# Model Tutorial: MultiLayer Perceptron (Simple Neural Network)

The purpose of this notebook is to demonstrate how to train and predict a simple Neural Network used in this project. First, we will demonstrate the basic code, and then reproduce the results using a custom class `MLP` to make the code consistent for multiple models.

## Model Description

## Setup

In [None]:
import sys
sys.path.append('../src')
import pandas as pd
import numpy as np
import xgboost as xg
import tensorflow as tf
from tensorflow.keras.models import Sequential
from tensorflow.keras.layers import Dense
from sklearn.metrics import mean_squared_error
import yaml
import matplotlib.pyplot as plt
# Local modules
from fmda_models import MLP
import reproducibility
from data_funcs import train_test_split_spacetime
from metrics import ros, rmse

## Read and Split Data

In [None]:
df = pd.read_pickle("../data/raws_df.pkl")
df = df.dropna(subset=['fm'])

In [None]:
# Set seed for reproducibility
reproducibility.set_seed(123)

# Create Data
X_train, X_test, y_train, y_test = train_test_split_spacetime(df[(df.index.month == 1)], test_days=2)

In [None]:
# Subset columns
X_train = X_train[["Ed", "Ew"]]
X_test = X_test[["Ed", "Ew"]]

## Manually Code MLP

In [None]:
reproducibility.set_seed(123)

In [None]:
params = {
    'hidden_units': 10,
    'activation': 'relu',
    'optimizer': 'adam',
    'epochs': 10,
    'batch_size': 32,
    'validation_split': 0.2,
    'dropout': 0.2,
    'learning_rate': 0.001  
}

In [None]:
model = tf.keras.Sequential([
    tf.keras.layers.Dense(params['hidden_units'], activation=params['activation'], input_shape=(X_train.shape[1],)),
    tf.keras.layers.Dropout(params['dropout']),  # Dropout layer
    tf.keras.layers.Dense(1)  # Output layer with a single neuron for regression
])
optimizer = tf.keras.optimizers.Adam(learning_rate=params['learning_rate'])
model.compile(optimizer=optimizer, loss='mean_squared_error')

In [None]:
history = model.fit(X_train, y_train, epochs=params['epochs'], 
          batch_size=params['batch_size'], 
          validation_split=params['validation_split']
         )

In [None]:
plt.plot(history.history['loss'])
plt.plot(history.history['val_loss'])
plt.title('model loss')
plt.ylabel('loss')
plt.xlabel('epoch')
plt.legend(['train', 'val'], loc='upper left')
plt.show()

In [None]:
fitted = model.predict(X_train)
preds = model.predict(X_test)

In [None]:
# Calculate RMSE for the training data
rmse_train = np.sqrt(mean_squared_error(y_train, fitted))
************
**SET PROBLEM 1**
In the MLP tutorial notebook, which two columns are kept in X_train and X_test after subsetting?
**SET PROBLEM 2**
Continue the MLP tutorial notebook from the point where it stops.

**SOURCE DATA**
************
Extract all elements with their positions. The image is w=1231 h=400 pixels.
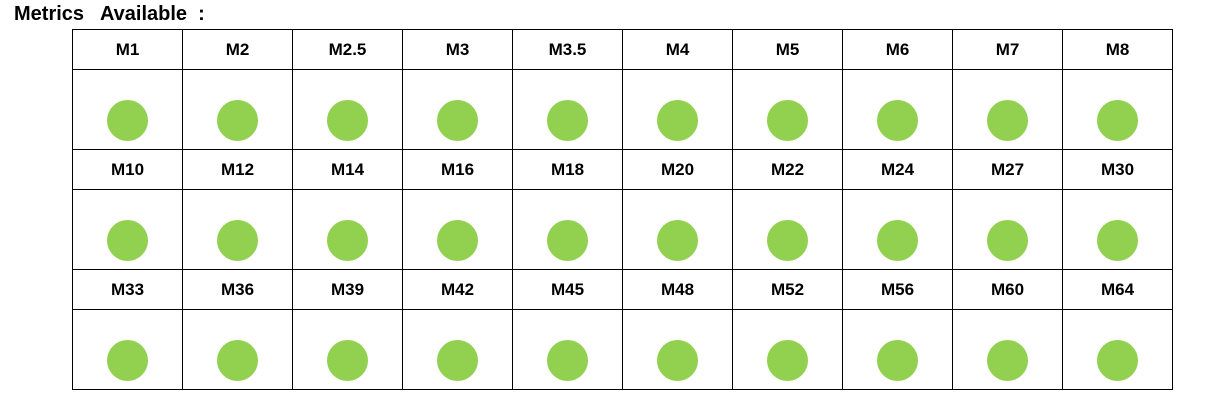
************
**FINAL RESULT 1**
"Ed" and "Ew"

**FINAL RESULT 2**
# Calculate RMSE for the test data
rmse_test = np.sqrt(mean_squared_error(y_test, preds))

# Calculate RMSE for ROS oftest data
rmse_ros = np.sqrt(mean_squared_error(ros(y_test), ros(preds)))

print("RMSE for training data:", rmse_train)
print("RMSE for test data:", rmse_test)
print("RMSE for ROS test data:", rmse_ros)

## Reproduce using MLP Class

In [None]:
with open('params.yaml', 'r') as file:
    all_params = yaml.safe_load(file)

params = all_params["mlp"]
params["input_dim"] = X_train.shape[1] # Define Input shape based on X_train
params

In [None]:
reproducibility.set_seed(123)

mlp = MLP(params)
mlp.fit(X_train, y_train, plot=True)

fitted = mlp.predict(X_train)
preds = mlp.predict(X_test)

In [None]:
mlp.eval(X_test, y_test)

In [None]:
# Calculate RMSE for the training data
rmse_train = np.sqrt(mean_squared_error(y_train, fitted))

# Calculate RMSE for the test data
rmse_test = np.sqrt(mean_squared_error(y_test, preds))

# Calculate RMSE for ROS oftest data
rmse_ros = np.sqrt(mean_squared_error(ros(y_test), ros(preds)))

print("RMSE for training data:", rmse_train)
print("RMSE for test data:", rmse_test)
print("RMSE for ROS test data:", rmse_ros)

In [None]:
mlp.model.summary()

## Using Weighted Loss

In [None]:
weights = tf.exp(tf.multiply(-0.01, y_train))

### Built-In Tensorflow

In [None]:
reproducibility.set_seed(123)
model = tf.keras.Sequential([
    tf.keras.layers.Dense(params['hidden_units'], activation=params['activation'], input_shape=(X_train.shape[1],)),
    tf.keras.layers.Dropout(params['dropout']),  # Dropout layer
    tf.keras.layers.Dense(1)  # Output layer with a single neuron for regression
])
optimizer = tf.keras.optimizers.Adam(learning_rate=params['learning_rate'])
model.compile(optimizer=optimizer, loss='mean_squared_error')

history = model.fit(X_train, y_train, epochs=params['epochs'], 
          batch_size=params['batch_size'], 
          validation_split=params['validation_split'],
          sample_weight = weights
         )

In [None]:
plt.plot(history.history['loss'])
plt.plot(history.history['val_loss'])
plt.title('model loss')
plt.ylabel('loss')
plt.xlabel('epoch')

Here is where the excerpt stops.